Data provided:
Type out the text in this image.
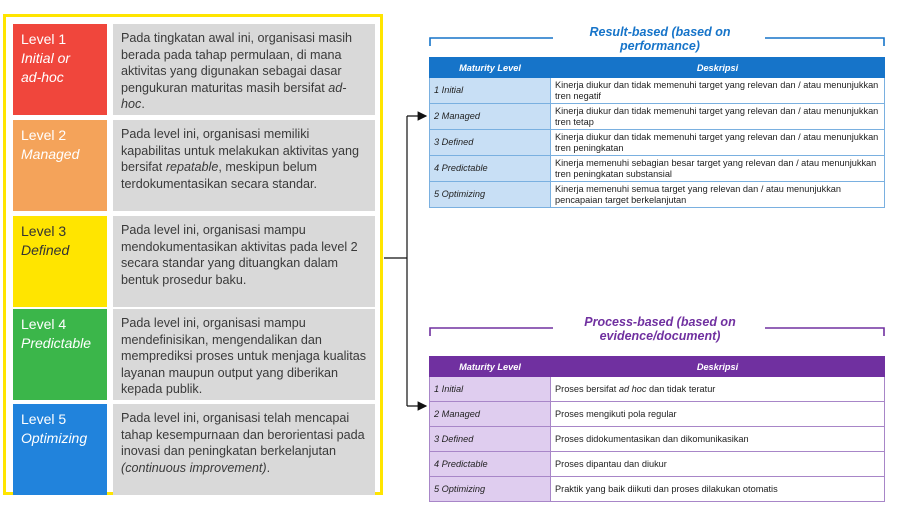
Level 1
Initial or
ad-hoc
Pada tingkatan awal ini, organisasi masih berada pada tahap permulaan, di mana aktivitas yang digunakan sebagai dasar pengukuran maturitas masih bersifat ad-hoc.
Level 2
Managed
Pada level ini, organisasi memiliki kapabilitas untuk melakukan aktivitas yang bersifat repatable, meskipun belum terdokumentasikan secara standar.
Level 3
Defined
Pada level ini, organisasi mampu mendokumentasikan aktivitas pada level 2 secara standar yang dituangkan dalam bentuk prosedur baku.
Level 4
Predictable
Pada level ini, organisasi mampu mendefinisikan, mengendalikan dan memprediksi proses untuk menjaga kualitas layanan maupun output yang diberikan kepada publik.
Level 5
Optimizing
Pada level ini, organisasi telah mencapai tahap kesempurnaan dan berorientasi pada inovasi dan peningkatan berkelanjutan (continuous improvement).
Result-based (based on
performance)
Maturity Level	Deskripsi
1 Initial	Kinerja diukur dan tidak memenuhi target yang relevan dan / atau menunjukkan tren negatif
2 Managed	Kinerja diukur dan tidak memenuhi target yang relevan dan / atau menunjukkan tren tetap
3 Defined	Kinerja diukur dan tidak memenuhi target yang relevan dan / atau menunjukkan tren peningkatan
4 Predictable	Kinerja memenuhi sebagian besar target yang relevan dan / atau menunjukkan tren peningkatan substansial
5 Optimizing	Kinerja memenuhi semua target yang relevan dan / atau menunjukkan pencapaian target berkelanjutan
Process-based (based on
evidence/document)
Maturity Level	Deskripsi
1 Initial	Proses bersifat ad hoc dan tidak teratur
2 Managed	Proses mengikuti pola regular
3 Defined	Proses didokumentasikan dan dikomunikasikan
4 Predictable	Proses dipantau dan diukur
5 Optimizing	Praktik yang baik diikuti dan proses dilakukan otomatis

Task goal:
Go through the records and gather the lines that hold "tahap".

Answer in full:
Pada tingkatan awal ini, organisasi masih berada pada tahap permulaan, di mana aktivitas yang digunakan sebagai dasar pengukuran maturitas masih bersifat ad-hoc.
Pada level ini, organisasi telah mencapai tahap kesempurnaan dan berorientasi pada inovasi dan peningkatan berkelanjutan (continuous improvement).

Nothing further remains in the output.